Task to carry out = Below are records to be output exactly, every one of them.

Dataset excerpts =
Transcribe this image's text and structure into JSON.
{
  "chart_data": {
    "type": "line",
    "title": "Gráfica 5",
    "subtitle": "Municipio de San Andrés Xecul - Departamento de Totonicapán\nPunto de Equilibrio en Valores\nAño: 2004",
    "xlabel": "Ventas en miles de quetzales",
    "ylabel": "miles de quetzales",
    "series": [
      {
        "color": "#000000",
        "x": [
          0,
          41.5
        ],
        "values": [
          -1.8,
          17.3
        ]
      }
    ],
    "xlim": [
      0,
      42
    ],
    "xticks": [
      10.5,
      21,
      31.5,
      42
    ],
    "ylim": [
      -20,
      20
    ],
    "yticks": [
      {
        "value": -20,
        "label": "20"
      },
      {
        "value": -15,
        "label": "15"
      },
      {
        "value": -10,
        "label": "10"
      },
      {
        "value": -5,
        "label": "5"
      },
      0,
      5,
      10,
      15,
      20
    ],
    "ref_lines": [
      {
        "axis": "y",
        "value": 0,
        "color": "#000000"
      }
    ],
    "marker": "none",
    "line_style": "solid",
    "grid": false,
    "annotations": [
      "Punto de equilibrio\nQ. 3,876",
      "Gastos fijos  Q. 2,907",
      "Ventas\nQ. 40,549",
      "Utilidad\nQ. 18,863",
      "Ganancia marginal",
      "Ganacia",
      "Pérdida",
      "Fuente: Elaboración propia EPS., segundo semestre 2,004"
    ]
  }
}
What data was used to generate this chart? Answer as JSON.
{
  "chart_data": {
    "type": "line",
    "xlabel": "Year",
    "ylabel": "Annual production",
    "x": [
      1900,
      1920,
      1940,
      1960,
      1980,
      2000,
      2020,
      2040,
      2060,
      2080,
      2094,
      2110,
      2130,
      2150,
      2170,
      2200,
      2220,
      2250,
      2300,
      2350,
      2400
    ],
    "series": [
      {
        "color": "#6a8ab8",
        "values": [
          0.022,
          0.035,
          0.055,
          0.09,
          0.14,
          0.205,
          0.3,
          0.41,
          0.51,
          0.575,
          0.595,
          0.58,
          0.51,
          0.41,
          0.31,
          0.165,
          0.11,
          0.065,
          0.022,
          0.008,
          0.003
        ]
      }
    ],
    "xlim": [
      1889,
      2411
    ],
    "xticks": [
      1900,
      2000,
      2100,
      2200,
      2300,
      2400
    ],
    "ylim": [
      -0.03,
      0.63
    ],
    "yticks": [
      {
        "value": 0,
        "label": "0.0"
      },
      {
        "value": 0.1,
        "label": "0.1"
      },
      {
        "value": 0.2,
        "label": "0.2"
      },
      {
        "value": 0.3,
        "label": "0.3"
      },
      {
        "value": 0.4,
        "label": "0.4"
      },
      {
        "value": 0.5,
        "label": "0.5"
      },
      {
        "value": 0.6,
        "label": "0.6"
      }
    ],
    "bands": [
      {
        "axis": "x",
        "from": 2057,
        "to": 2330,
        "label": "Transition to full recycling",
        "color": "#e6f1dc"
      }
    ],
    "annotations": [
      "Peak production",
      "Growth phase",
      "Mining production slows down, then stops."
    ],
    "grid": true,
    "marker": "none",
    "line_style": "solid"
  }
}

Complete output =
Transcribe this image's text and structure into JSON.
{
  "chart_data": {
    "type": "line",
    "title": "Gráfica 5",
    "subtitle": "Municipio de San Andrés Xecul - Departamento de Totonicapán\nPunto de Equilibrio en Valores\nAño: 2004",
    "xlabel": "Ventas en miles de quetzales",
    "ylabel": "miles de quetzales",
    "series": [
      {
        "color": "#000000",
        "x": [
          0,
          41.5
        ],
        "values": [
          -1.8,
          17.3
        ]
      }
    ],
    "xlim": [
      0,
      42
    ],
    "xticks": [
      10.5,
      21,
      31.5,
      42
    ],
    "ylim": [
      -20,
      20
    ],
    "yticks": [
      {
        "value": -20,
        "label": "20"
      },
      {
        "value": -15,
        "label": "15"
      },
      {
        "value": -10,
        "label": "10"
      },
      {
        "value": -5,
        "label": "5"
      },
      0,
      5,
      10,
      15,
      20
    ],
    "ref_lines": [
      {
        "axis": "y",
        "value": 0,
        "color": "#000000"
      }
    ],
    "marker": "none",
    "line_style": "solid",
    "grid": false,
    "annotations": [
      "Punto de equilibrio\nQ. 3,876",
      "Gastos fijos  Q. 2,907",
      "Ventas\nQ. 40,549",
      "Utilidad\nQ. 18,863",
      "Ganancia marginal",
      "Ganacia",
      "Pérdida",
      "Fuente: Elaboración propia EPS., segundo semestre 2,004"
    ]
  }
}
What data was used to generate this chart? Answer as JSON.
{
  "chart_data": {
    "type": "line",
    "xlabel": "Year",
    "ylabel": "Annual production",
    "x": [
      1900,
      1920,
      1940,
      1960,
      1980,
      2000,
      2020,
      2040,
      2060,
      2080,
      2094,
      2110,
      2130,
      2150,
      2170,
      2200,
      2220,
      2250,
      2300,
      2350,
      2400
    ],
    "series": [
      {
        "color": "#6a8ab8",
        "values": [
          0.022,
          0.035,
          0.055,
          0.09,
          0.14,
          0.205,
          0.3,
          0.41,
          0.51,
          0.575,
          0.595,
          0.58,
          0.51,
          0.41,
          0.31,
          0.165,
          0.11,
          0.065,
          0.022,
          0.008,
          0.003
        ]
      }
    ],
    "xlim": [
      1889,
      2411
    ],
    "xticks": [
      1900,
      2000,
      2100,
      2200,
      2300,
      2400
    ],
    "ylim": [
      -0.03,
      0.63
    ],
    "yticks": [
      {
        "value": 0,
        "label": "0.0"
      },
      {
        "value": 0.1,
        "label": "0.1"
      },
      {
        "value": 0.2,
        "label": "0.2"
      },
      {
        "value": 0.3,
        "label": "0.3"
      },
      {
        "value": 0.4,
        "label": "0.4"
      },
      {
        "value": 0.5,
        "label": "0.5"
      },
      {
        "value": 0.6,
        "label": "0.6"
      }
    ],
    "bands": [
      {
        "axis": "x",
        "from": 2057,
        "to": 2330,
        "label": "Transition to full recycling",
        "color": "#e6f1dc"
      }
    ],
    "annotations": [
      "Peak production",
      "Growth phase",
      "Mining production slows down, then stops."
    ],
    "grid": true,
    "marker": "none",
    "line_style": "solid"
  }
}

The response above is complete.